Stored data entries
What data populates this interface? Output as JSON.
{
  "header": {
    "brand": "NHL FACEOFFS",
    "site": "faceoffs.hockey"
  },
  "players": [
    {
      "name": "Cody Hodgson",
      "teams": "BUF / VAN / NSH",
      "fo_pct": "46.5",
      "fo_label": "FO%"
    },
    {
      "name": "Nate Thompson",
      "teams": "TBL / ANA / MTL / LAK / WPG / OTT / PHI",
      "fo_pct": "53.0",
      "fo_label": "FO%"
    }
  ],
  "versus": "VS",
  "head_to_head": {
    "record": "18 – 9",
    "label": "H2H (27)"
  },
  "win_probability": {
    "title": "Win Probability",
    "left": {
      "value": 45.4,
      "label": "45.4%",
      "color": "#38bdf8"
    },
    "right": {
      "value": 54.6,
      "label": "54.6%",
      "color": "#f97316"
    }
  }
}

What you should do
Transcribe the records above exactly as they appear.

Full output
What data populates this interface? Output as JSON.
{
  "header": {
    "brand": "NHL FACEOFFS",
    "site": "faceoffs.hockey"
  },
  "players": [
    {
      "name": "Cody Hodgson",
      "teams": "BUF / VAN / NSH",
      "fo_pct": "46.5",
      "fo_label": "FO%"
    },
    {
      "name": "Nate Thompson",
      "teams": "TBL / ANA / MTL / LAK / WPG / OTT / PHI",
      "fo_pct": "53.0",
      "fo_label": "FO%"
    }
  ],
  "versus": "VS",
  "head_to_head": {
    "record": "18 – 9",
    "label": "H2H (27)"
  },
  "win_probability": {
    "title": "Win Probability",
    "left": {
      "value": 45.4,
      "label": "45.4%",
      "color": "#38bdf8"
    },
    "right": {
      "value": 54.6,
      "label": "54.6%",
      "color": "#f97316"
    }
  }
}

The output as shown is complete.